**The exercise**
Will you transcribe the entries that follow, exactly and in full?

**Supplied entries**

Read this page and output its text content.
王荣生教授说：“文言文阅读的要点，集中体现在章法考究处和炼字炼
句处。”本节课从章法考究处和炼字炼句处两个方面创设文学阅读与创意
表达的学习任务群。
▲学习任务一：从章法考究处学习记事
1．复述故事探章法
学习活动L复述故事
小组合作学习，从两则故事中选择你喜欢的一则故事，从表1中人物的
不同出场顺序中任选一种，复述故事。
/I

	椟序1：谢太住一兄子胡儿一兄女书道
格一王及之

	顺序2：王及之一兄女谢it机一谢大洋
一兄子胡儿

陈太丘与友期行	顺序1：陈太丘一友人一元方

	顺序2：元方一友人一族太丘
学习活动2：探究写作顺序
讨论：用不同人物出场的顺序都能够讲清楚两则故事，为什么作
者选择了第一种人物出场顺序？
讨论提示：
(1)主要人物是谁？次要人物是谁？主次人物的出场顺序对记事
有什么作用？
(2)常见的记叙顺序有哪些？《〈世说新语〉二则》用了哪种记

**Expected answer**
Read this page and output its text content.
王荣生教授说：“文言文阅读的要点，集中体现在章法考究处和炼字炼
句处。”本节课从章法考究处和炼字炼句处两个方面创设文学阅读与创意
表达的学习任务群。
▲学习任务一：从章法考究处学习记事
1．复述故事探章法
学习活动L复述故事
小组合作学习，从两则故事中选择你喜欢的一则故事，从表1中人物的
不同出场顺序中任选一种，复述故事。
/I

	椟序1：谢太住一兄子胡儿一兄女书道
格一王及之

	顺序2：王及之一兄女谢it机一谢大洋
一兄子胡儿

陈太丘与友期行	顺序1：陈太丘一友人一元方

	顺序2：元方一友人一族太丘
学习活动2：探究写作顺序
讨论：用不同人物出场的顺序都能够讲清楚两则故事，为什么作
者选择了第一种人物出场顺序？
讨论提示：
(1)主要人物是谁？次要人物是谁？主次人物的出场顺序对记事
有什么作用？
(2)常见的记叙顺序有哪些？《〈世说新语〉二则》用了哪种记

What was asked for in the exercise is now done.